## YOUR INSTRUCTIONS
Count how many lines hold the string "globe". Answer with that number and nothing more.

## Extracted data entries
——————

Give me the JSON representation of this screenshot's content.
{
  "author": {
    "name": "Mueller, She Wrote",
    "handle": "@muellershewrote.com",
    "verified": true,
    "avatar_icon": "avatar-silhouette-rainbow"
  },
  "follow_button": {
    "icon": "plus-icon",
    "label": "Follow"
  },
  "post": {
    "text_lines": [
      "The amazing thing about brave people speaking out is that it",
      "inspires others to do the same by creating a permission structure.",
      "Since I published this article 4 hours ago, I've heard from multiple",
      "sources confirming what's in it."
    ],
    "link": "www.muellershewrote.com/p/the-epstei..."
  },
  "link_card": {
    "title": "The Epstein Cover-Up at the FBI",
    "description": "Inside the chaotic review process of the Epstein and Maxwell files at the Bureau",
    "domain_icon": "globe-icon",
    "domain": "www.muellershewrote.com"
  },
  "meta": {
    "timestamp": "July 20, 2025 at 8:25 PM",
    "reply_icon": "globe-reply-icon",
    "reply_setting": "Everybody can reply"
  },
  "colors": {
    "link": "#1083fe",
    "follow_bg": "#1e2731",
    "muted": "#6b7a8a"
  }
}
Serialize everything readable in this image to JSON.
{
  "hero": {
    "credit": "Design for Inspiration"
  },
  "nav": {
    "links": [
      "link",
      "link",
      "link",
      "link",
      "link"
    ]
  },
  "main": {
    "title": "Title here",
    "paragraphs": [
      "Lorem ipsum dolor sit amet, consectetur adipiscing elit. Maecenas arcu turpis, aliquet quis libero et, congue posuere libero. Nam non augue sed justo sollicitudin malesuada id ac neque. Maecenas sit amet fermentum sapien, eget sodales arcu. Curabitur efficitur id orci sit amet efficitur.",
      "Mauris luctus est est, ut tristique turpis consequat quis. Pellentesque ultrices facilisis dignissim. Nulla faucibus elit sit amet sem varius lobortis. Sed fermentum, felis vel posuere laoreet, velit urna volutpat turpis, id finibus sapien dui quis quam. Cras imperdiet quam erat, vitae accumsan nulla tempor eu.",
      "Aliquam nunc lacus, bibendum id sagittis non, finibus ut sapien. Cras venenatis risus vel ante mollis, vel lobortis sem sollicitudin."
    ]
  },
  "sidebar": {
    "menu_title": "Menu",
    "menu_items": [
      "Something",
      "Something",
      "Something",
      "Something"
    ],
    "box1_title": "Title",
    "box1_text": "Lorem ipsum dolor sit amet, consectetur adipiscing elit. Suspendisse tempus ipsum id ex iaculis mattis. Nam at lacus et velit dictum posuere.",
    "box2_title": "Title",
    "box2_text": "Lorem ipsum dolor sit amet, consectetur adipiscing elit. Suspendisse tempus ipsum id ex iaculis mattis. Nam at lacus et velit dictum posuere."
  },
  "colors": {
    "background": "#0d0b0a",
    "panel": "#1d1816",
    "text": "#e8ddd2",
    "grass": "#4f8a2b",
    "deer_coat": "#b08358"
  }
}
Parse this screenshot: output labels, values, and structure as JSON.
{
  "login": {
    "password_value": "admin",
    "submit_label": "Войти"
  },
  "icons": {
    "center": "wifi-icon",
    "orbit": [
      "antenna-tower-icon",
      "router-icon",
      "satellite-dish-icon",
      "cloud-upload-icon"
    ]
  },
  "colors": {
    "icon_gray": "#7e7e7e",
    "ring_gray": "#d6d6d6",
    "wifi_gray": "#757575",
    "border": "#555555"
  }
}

——————

## EXERCISE OUTPUT
2